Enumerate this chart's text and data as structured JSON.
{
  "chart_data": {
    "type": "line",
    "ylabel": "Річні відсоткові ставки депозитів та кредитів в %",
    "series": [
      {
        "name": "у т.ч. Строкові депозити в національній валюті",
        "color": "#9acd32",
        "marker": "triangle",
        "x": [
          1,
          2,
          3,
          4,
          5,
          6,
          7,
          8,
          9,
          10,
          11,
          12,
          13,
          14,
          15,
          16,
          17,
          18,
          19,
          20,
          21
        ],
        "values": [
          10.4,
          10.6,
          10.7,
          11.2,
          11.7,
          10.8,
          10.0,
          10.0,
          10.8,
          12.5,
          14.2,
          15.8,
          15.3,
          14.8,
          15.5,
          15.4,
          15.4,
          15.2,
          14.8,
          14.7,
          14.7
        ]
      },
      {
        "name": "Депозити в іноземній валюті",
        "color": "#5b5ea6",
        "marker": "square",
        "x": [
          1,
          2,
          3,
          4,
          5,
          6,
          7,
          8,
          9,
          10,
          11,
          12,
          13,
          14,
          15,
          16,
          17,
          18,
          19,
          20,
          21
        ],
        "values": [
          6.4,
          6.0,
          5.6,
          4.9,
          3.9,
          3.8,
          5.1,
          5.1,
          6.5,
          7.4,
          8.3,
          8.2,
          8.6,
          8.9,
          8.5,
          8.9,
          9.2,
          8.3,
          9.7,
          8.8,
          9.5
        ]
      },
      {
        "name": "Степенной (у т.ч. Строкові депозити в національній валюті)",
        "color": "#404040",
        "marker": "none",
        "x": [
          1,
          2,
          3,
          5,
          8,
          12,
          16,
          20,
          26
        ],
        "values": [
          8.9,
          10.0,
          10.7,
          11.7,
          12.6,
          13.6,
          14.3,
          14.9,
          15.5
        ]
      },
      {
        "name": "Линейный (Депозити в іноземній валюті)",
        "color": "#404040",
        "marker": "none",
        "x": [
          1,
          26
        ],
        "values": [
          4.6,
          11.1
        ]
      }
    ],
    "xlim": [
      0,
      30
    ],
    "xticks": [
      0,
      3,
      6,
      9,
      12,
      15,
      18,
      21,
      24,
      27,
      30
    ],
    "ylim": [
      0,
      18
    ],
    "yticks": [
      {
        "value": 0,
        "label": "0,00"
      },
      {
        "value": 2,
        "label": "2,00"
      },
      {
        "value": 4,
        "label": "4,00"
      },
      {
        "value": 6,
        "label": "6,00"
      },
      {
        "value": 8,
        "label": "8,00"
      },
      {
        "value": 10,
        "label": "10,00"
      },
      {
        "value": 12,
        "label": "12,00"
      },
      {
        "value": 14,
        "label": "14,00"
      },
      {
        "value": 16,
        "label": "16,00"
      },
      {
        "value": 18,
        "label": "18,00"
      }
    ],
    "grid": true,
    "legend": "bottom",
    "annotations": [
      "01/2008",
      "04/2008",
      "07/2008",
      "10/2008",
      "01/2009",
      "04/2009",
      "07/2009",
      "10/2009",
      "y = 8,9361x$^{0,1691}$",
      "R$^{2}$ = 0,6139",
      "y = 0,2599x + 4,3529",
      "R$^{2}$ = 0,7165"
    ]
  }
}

GIVEN EXERCISE →
For the listing above, identify each line bearing "іноземній".

TASK RESPONSE →
        "name": "Депозити в іноземній валюті",
        "name": "Линейный (Депозити в іноземній валюті)",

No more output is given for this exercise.